:: Written exercise ::
Restate the data exactly as given and keep the pictures out.

-- Stored data start --

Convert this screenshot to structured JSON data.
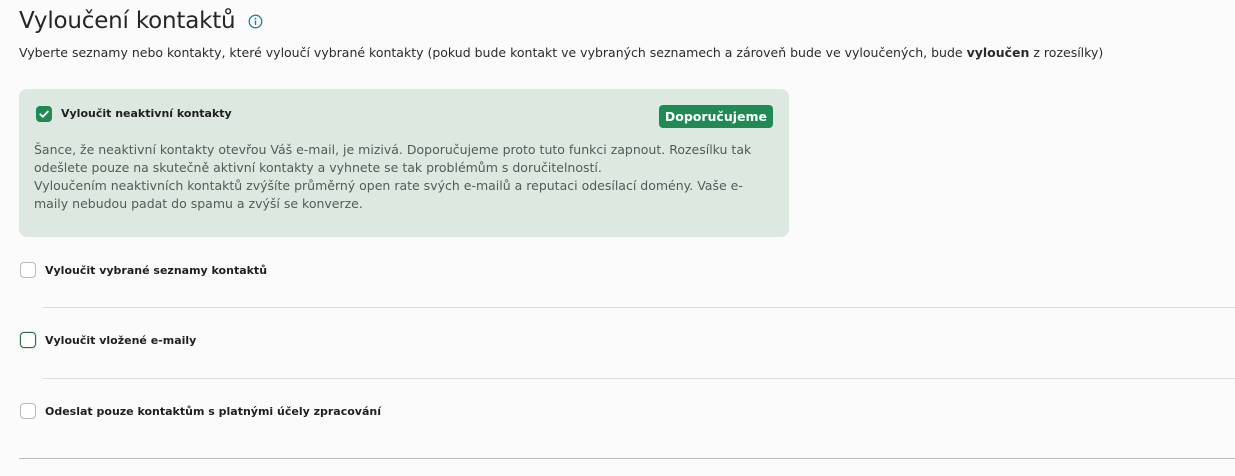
{
  "header": {
    "title": "Vyloučení kontaktů",
    "info_icon": "info-icon"
  },
  "subtitle": {
    "before": "Vyberte seznamy nebo kontakty, které vyloučí vybrané kontakty (pokud bude kontakt ve vybraných seznamech a zároveň bude ve vyloučených, bude ",
    "bold": "vyloučen",
    "after": " z rozesílky)"
  },
  "inactive_card": {
    "checkbox_label": "Vyloučit neaktivní kontakty",
    "checked": true,
    "badge": "Doporučujeme",
    "paragraph1": "Šance, že neaktivní kontakty otevřou Váš e-mail, je mizivá. Doporučujeme proto tuto funkci zapnout. Rozesílku tak odešlete pouze na skutečně aktivní kontakty a vyhnete se tak problémům s doručitelností.",
    "paragraph2": "Vyloučením neaktivních kontaktů zvýšíte průměrný open rate svých e-mailů a reputaci odesílací domény. Vaše e-maily nebudou padat do spamu a zvýší se konverze."
  },
  "options": [
    {
      "label": "Vyloučit vybrané seznamy kontaktů",
      "checked": false
    },
    {
      "label": "Vyloučit vložené e-maily",
      "checked": false
    },
    {
      "label": "Odeslat pouze kontaktům s platnými účely zpracování",
      "checked": false
    }
  ],
  "colors": {
    "accent": "#1f8a54",
    "card_bg": "#dde9e0",
    "info_icon": "#1f7fa8"
  }
}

-- Stored data end --

:: Final answer ::
Convert this screenshot to structured JSON data.
{
  "header": {
    "title": "Vyloučení kontaktů",
    "info_icon": "info-icon"
  },
  "subtitle": {
    "before": "Vyberte seznamy nebo kontakty, které vyloučí vybrané kontakty (pokud bude kontakt ve vybraných seznamech a zároveň bude ve vyloučených, bude ",
    "bold": "vyloučen",
    "after": " z rozesílky)"
  },
  "inactive_card": {
    "checkbox_label": "Vyloučit neaktivní kontakty",
    "checked": true,
    "badge": "Doporučujeme",
    "paragraph1": "Šance, že neaktivní kontakty otevřou Váš e-mail, je mizivá. Doporučujeme proto tuto funkci zapnout. Rozesílku tak odešlete pouze na skutečně aktivní kontakty a vyhnete se tak problémům s doručitelností.",
    "paragraph2": "Vyloučením neaktivních kontaktů zvýšíte průměrný open rate svých e-mailů a reputaci odesílací domény. Vaše e-maily nebudou padat do spamu a zvýší se konverze."
  },
  "options": [
    {
      "label": "Vyloučit vybrané seznamy kontaktů",
      "checked": false
    },
    {
      "label": "Vyloučit vložené e-maily",
      "checked": false
    },
    {
      "label": "Odeslat pouze kontaktům s platnými účely zpracování",
      "checked": false
    }
  ],
  "colors": {
    "accent": "#1f8a54",
    "card_bg": "#dde9e0",
    "info_icon": "#1f7fa8"
  }
}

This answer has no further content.